>> Start

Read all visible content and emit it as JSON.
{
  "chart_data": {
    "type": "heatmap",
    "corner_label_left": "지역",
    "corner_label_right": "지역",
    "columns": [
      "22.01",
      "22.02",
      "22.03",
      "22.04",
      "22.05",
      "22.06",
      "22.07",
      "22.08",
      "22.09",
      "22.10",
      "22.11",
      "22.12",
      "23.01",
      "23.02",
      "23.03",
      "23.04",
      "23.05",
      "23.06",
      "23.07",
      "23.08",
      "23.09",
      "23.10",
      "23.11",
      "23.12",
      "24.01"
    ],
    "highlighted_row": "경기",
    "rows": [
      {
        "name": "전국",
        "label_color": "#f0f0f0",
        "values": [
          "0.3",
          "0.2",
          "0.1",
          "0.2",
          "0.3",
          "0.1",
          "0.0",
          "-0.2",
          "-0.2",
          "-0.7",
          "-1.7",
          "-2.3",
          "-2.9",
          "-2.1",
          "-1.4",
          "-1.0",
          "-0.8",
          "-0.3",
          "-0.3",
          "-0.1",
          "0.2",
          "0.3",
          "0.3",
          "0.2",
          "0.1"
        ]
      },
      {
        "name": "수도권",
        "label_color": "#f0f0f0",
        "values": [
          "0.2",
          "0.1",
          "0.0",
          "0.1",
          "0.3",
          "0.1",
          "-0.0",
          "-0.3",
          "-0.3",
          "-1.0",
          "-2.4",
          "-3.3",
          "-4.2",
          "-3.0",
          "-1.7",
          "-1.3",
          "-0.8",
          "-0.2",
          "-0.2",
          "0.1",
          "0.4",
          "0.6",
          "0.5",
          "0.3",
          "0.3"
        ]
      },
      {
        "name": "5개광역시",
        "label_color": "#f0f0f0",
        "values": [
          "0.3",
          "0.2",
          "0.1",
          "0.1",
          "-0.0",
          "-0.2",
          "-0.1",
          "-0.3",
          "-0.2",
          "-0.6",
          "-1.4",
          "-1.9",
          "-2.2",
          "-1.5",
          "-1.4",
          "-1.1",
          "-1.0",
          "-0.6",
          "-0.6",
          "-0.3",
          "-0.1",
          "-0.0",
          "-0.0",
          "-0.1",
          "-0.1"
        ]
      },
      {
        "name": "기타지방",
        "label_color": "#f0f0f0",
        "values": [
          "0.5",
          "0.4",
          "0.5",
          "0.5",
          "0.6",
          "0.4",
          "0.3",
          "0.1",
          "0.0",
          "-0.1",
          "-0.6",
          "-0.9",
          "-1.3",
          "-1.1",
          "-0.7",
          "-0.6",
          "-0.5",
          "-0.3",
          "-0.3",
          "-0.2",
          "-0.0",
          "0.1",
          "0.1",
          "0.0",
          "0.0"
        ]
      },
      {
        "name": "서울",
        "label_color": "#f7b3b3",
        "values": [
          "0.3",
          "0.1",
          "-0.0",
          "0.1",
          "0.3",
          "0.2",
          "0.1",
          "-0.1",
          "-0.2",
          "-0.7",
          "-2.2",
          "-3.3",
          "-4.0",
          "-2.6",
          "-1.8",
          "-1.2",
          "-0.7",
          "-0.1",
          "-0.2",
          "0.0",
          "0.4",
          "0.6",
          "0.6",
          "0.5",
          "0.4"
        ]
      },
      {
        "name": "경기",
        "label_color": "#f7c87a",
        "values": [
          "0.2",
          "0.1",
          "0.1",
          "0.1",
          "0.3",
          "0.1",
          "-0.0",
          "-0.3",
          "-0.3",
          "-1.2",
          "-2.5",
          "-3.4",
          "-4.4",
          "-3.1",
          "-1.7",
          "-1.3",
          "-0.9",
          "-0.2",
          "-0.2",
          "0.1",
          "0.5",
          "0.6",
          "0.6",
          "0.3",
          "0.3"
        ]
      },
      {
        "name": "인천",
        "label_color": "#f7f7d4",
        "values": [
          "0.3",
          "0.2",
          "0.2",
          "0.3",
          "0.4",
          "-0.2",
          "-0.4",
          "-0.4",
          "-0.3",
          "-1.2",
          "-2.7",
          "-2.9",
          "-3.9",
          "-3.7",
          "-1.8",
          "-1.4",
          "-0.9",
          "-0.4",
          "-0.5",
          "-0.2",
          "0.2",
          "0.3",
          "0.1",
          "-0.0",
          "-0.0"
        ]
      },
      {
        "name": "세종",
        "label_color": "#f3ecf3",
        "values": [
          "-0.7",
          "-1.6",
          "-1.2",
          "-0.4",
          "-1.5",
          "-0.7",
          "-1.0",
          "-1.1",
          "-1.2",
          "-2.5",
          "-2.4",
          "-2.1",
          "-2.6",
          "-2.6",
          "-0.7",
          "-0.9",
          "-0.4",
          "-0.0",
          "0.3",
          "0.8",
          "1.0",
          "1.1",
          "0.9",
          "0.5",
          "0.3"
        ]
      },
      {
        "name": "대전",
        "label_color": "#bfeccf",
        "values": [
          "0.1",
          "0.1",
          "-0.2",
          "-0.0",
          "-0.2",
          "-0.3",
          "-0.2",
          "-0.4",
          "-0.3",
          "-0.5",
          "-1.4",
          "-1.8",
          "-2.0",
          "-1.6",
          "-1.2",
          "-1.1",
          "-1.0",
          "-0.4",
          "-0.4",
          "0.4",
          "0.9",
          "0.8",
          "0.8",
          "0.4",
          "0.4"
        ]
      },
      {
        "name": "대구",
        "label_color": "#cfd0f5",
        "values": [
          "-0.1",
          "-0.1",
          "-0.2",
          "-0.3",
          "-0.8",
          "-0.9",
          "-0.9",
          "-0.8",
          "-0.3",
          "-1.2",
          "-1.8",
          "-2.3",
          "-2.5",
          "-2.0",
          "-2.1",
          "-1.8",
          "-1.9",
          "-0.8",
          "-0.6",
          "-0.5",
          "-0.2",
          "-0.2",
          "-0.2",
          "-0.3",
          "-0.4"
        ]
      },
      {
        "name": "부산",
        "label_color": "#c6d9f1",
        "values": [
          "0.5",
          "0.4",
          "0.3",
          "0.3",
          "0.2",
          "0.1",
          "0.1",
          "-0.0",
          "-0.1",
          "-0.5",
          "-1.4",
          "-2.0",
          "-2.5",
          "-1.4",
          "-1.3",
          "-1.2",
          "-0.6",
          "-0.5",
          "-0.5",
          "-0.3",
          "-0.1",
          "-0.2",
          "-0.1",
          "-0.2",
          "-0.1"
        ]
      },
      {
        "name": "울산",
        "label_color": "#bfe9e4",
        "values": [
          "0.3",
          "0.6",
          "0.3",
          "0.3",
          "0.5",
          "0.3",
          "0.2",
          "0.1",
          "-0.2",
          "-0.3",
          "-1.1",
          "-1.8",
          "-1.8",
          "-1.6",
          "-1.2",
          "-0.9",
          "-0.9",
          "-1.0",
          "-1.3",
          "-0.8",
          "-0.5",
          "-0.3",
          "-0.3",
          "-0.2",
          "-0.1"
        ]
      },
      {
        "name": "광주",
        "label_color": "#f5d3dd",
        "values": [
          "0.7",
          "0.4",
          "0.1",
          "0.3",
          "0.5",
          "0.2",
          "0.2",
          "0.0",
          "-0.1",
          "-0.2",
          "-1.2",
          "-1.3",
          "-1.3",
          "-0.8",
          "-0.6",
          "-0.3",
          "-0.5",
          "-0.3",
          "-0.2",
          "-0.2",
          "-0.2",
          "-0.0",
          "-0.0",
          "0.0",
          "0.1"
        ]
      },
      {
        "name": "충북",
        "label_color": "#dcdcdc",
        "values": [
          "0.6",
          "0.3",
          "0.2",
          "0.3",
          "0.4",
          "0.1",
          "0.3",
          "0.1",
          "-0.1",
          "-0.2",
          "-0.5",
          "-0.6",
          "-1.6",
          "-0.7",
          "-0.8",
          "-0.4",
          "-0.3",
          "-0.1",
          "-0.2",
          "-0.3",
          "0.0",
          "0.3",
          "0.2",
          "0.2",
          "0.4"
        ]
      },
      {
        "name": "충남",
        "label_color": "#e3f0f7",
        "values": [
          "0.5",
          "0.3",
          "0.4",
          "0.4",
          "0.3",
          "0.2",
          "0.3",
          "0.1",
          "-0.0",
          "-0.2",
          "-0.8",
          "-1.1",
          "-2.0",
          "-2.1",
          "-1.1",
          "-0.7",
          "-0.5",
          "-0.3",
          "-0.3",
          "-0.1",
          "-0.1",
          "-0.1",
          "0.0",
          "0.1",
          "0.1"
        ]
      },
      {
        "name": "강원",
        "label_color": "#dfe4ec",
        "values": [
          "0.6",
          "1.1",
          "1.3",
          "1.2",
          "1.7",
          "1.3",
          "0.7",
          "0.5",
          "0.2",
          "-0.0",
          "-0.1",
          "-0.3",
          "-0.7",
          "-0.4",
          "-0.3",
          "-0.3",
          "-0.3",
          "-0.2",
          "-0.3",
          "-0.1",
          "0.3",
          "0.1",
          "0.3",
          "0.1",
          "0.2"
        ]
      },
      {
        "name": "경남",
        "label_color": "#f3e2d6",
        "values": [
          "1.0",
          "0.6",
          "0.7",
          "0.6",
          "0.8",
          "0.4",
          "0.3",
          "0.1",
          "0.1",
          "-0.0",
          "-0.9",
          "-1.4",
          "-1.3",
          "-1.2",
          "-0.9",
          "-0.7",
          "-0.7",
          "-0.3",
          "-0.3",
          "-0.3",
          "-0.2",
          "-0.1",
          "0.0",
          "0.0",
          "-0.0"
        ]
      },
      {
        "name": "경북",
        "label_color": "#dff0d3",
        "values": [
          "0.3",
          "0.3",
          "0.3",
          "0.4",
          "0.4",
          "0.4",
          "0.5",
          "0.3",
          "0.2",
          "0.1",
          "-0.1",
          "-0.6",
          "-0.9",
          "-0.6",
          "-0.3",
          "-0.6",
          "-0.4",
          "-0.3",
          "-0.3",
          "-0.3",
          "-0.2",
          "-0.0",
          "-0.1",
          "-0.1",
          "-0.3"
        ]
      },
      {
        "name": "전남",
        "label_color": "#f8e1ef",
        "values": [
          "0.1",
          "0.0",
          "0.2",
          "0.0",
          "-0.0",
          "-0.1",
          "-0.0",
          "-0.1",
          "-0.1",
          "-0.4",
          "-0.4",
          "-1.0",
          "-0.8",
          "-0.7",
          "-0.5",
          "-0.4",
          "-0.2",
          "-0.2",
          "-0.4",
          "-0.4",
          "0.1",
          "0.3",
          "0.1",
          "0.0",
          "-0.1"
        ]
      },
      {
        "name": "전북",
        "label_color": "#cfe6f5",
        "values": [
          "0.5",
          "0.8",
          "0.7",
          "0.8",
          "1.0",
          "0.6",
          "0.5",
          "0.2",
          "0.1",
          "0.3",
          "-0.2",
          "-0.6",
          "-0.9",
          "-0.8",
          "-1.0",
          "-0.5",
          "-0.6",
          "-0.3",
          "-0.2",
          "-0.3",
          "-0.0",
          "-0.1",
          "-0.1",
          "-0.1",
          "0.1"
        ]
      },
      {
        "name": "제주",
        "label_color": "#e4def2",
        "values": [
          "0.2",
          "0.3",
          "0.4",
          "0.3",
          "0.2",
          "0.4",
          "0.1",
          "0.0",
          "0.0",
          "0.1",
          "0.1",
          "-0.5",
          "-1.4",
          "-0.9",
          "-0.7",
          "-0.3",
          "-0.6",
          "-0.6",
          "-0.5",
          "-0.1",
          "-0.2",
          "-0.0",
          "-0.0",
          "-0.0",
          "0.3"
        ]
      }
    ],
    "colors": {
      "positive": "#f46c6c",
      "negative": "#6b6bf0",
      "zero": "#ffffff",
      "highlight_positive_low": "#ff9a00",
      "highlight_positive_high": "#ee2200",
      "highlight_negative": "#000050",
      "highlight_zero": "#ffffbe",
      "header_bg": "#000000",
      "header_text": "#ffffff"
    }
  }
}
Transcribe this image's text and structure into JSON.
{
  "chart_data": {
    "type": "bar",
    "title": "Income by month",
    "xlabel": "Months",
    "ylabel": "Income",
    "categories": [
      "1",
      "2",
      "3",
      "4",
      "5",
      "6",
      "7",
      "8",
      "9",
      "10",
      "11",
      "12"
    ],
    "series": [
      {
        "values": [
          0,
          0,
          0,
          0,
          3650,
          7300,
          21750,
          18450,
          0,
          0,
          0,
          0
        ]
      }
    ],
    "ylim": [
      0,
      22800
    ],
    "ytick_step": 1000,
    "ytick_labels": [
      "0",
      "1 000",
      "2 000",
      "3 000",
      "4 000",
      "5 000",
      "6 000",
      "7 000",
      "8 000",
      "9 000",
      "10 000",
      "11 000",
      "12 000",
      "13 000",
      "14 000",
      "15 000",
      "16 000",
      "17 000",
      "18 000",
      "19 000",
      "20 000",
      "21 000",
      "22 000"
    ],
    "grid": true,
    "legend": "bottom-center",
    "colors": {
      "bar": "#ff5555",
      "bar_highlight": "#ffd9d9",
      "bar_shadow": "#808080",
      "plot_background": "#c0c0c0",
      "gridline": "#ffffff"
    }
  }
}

>> End

▶ _Exercise aim_: Copy out each line in the preceding records that contains "ffffff".

▶ _Answer in full_:
      "zero": "#ffffff",
      "header_text": "#ffffff"
      "gridline": "#ffffff"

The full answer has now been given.